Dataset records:
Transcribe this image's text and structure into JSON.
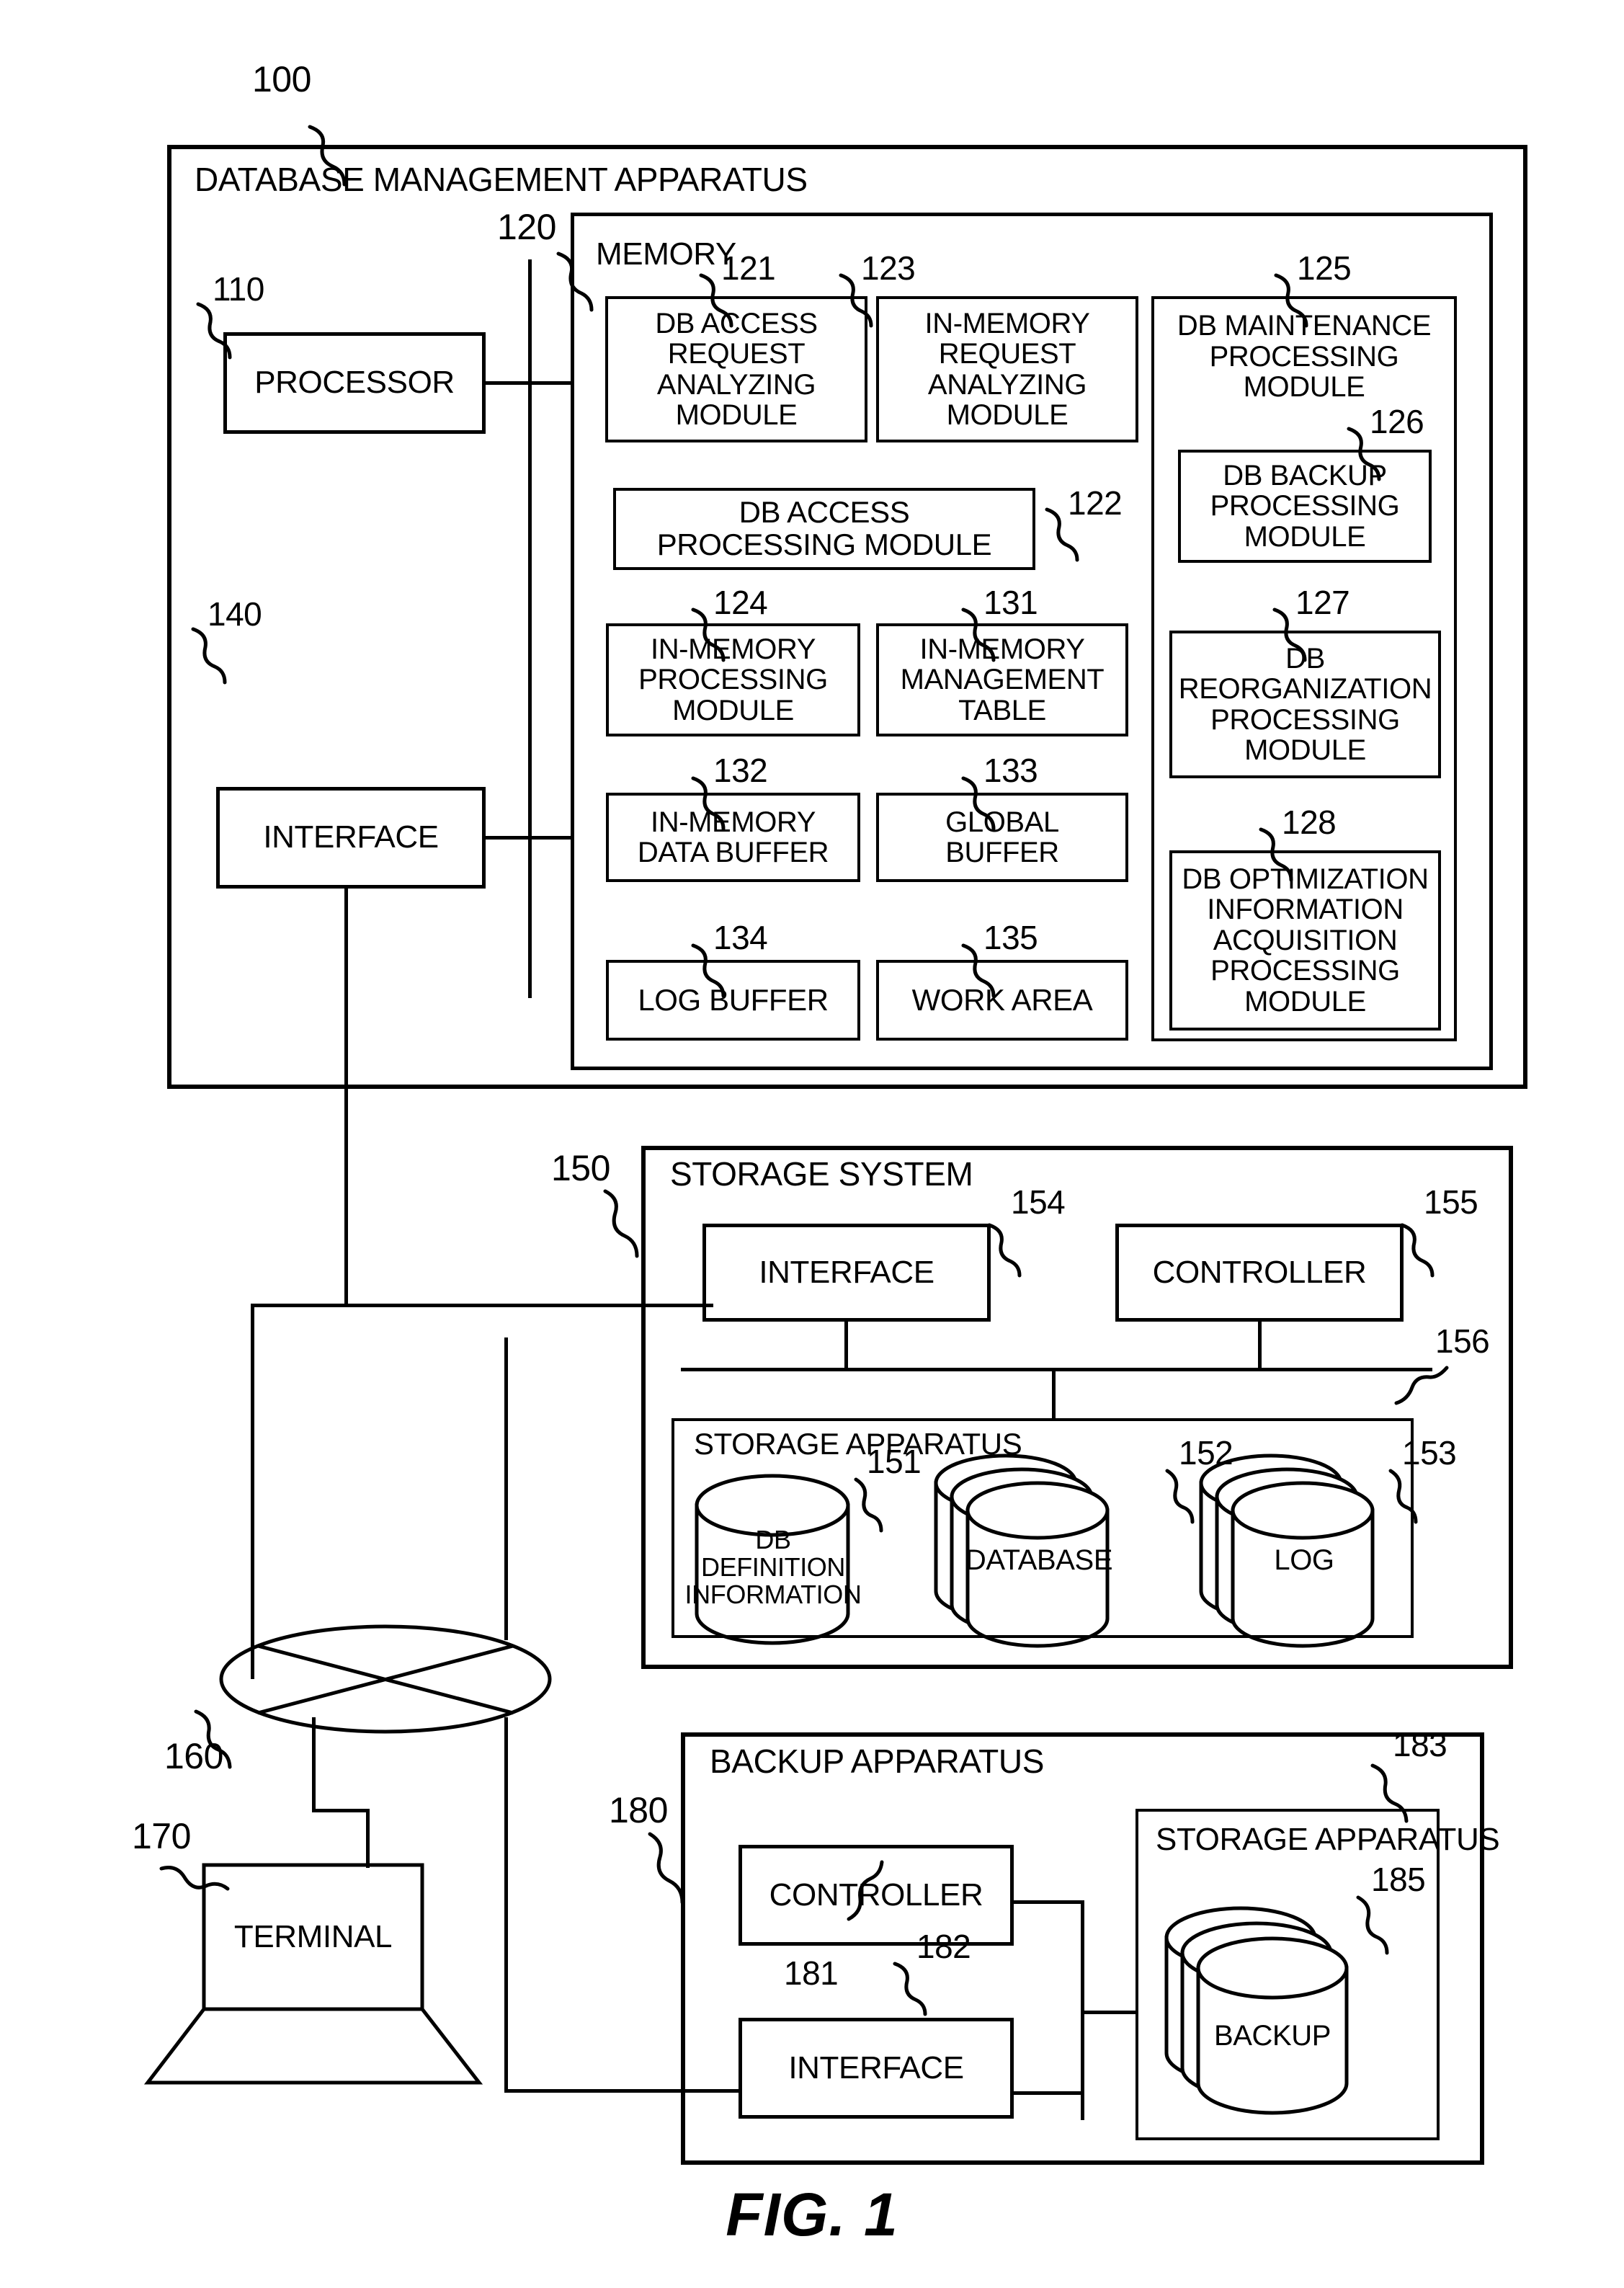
{
  "figure": {
    "caption": "FIG. 1",
    "title": "DATABASE MANAGEMENT APPARATUS"
  },
  "apparatus": {
    "label": "DATABASE MANAGEMENT APPARATUS",
    "ref": "100",
    "processor": {
      "label": "PROCESSOR",
      "ref": "110"
    },
    "interface": {
      "label": "INTERFACE",
      "ref": "140"
    },
    "memory": {
      "label": "MEMORY",
      "ref": "120",
      "modules": [
        {
          "ref": "121",
          "label": "DB ACCESS\nREQUEST\nANALYZING\nMODULE"
        },
        {
          "ref": "123",
          "label": "IN-MEMORY\nREQUEST\nANALYZING\nMODULE"
        },
        {
          "ref": "125",
          "label": "DB MAINTENANCE\nPROCESSING\nMODULE"
        },
        {
          "ref": "126",
          "label": "DB BACKUP\nPROCESSING\nMODULE"
        },
        {
          "ref": "122",
          "label": "DB ACCESS\nPROCESSING MODULE"
        },
        {
          "ref": "124",
          "label": "IN-MEMORY\nPROCESSING\nMODULE"
        },
        {
          "ref": "131",
          "label": "IN-MEMORY\nMANAGEMENT\nTABLE"
        },
        {
          "ref": "127",
          "label": "DB\nREORGANIZATION\nPROCESSING\nMODULE"
        },
        {
          "ref": "132",
          "label": "IN-MEMORY\nDATA BUFFER"
        },
        {
          "ref": "133",
          "label": "GLOBAL\nBUFFER"
        },
        {
          "ref": "128",
          "label": "DB OPTIMIZATION\nINFORMATION\nACQUISITION\nPROCESSING\nMODULE"
        },
        {
          "ref": "134",
          "label": "LOG BUFFER"
        },
        {
          "ref": "135",
          "label": "WORK AREA"
        }
      ]
    }
  },
  "storage_system": {
    "label": "STORAGE SYSTEM",
    "ref": "150",
    "interface": {
      "label": "INTERFACE",
      "ref": "154"
    },
    "controller": {
      "label": "CONTROLLER",
      "ref": "155"
    },
    "bus_ref": "156",
    "storage_apparatus": {
      "label": "STORAGE\nAPPARATUS",
      "disks": [
        {
          "ref": "151",
          "label": "DB DEFINITION\nINFORMATION",
          "stacked": false
        },
        {
          "ref": "152",
          "label": "DATABASE",
          "stacked": true
        },
        {
          "ref": "153",
          "label": "LOG",
          "stacked": true
        }
      ]
    }
  },
  "backup_apparatus": {
    "label": "BACKUP APPARATUS",
    "ref": "180",
    "controller": {
      "label": "CONTROLLER",
      "ref": "181"
    },
    "interface": {
      "label": "INTERFACE",
      "ref": "182"
    },
    "storage_apparatus": {
      "label": "STORAGE\nAPPARATUS",
      "ref": "183",
      "disk": {
        "ref": "185",
        "label": "BACKUP",
        "stacked": true
      }
    }
  },
  "network": {
    "ref": "160",
    "name": "network-cloud"
  },
  "terminal": {
    "ref": "170",
    "label": "TERMINAL"
  }
}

§ EXERCISE:
Using the listing, collect all lines in which the string "nPROCESSING" is found.

§ EXERCISE RESULT:
          "label": "DB MAINTENANCE\nPROCESSING\nMODULE"
          "label": "DB BACKUP\nPROCESSING\nMODULE"
          "label": "DB ACCESS\nPROCESSING MODULE"
          "label": "IN-MEMORY\nPROCESSING\nMODULE"
          "label": "DB\nREORGANIZATION\nPROCESSING\nMODULE"
          "label": "DB OPTIMIZATION\nINFORMATION\nACQUISITION\nPROCESSING\nMODULE"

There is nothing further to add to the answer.